══ RECORDS ══

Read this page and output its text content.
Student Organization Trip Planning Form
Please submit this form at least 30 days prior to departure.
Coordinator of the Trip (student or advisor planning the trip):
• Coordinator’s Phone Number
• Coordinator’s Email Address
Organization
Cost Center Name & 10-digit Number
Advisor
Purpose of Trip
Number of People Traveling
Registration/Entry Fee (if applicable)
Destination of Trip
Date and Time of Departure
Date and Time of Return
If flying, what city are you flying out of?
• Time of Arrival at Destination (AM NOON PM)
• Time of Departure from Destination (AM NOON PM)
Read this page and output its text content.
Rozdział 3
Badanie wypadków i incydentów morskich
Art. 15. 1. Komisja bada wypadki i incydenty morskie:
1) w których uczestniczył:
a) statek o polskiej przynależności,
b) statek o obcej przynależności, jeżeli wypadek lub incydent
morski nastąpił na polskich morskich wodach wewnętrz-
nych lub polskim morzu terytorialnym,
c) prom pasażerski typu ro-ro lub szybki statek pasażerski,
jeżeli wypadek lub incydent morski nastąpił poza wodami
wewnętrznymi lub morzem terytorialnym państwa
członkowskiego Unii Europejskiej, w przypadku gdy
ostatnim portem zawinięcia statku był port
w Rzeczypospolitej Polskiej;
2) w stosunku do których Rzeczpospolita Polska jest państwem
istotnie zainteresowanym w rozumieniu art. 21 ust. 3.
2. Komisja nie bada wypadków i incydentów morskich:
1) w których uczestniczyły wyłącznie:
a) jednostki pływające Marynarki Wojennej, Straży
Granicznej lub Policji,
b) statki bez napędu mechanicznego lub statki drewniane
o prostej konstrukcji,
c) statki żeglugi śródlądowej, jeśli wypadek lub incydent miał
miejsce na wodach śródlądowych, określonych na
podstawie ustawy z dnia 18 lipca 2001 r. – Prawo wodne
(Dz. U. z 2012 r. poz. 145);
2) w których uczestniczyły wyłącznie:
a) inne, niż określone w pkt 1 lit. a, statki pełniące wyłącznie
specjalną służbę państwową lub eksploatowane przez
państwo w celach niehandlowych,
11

═══

§ TO DO: Go through the entries above and pull out each line with "NOON" in it.

§ ANSWER FOR THIS EXERCISE:
• Time of Arrival at Destination (AM NOON PM)
• Time of Departure from Destination (AM NOON PM)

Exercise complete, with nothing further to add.